> [DIRECTIONS]: For this exercise, repeat all of the material verbatim apart from its images.

** START DATA TO USE **

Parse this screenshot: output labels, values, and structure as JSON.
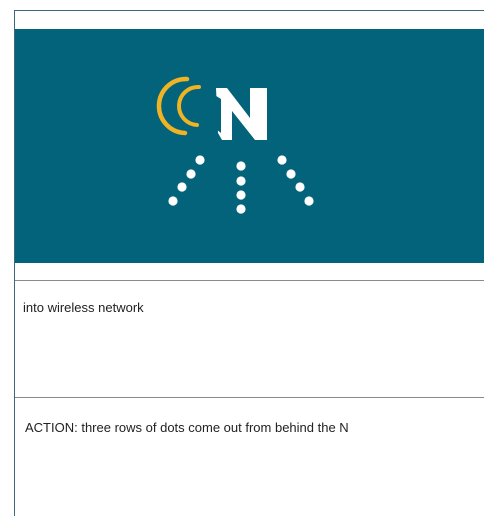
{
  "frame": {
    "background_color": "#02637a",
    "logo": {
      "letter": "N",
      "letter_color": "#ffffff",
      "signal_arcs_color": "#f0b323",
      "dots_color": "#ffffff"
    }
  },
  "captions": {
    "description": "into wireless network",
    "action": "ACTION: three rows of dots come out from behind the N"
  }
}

** END DATA TO USE **

> [OUTPUT FOR THIS EXERCISE]:
Parse this screenshot: output labels, values, and structure as JSON.
{
  "frame": {
    "background_color": "#02637a",
    "logo": {
      "letter": "N",
      "letter_color": "#ffffff",
      "signal_arcs_color": "#f0b323",
      "dots_color": "#ffffff"
    }
  },
  "captions": {
    "description": "into wireless network",
    "action": "ACTION: three rows of dots come out from behind the N"
  }
}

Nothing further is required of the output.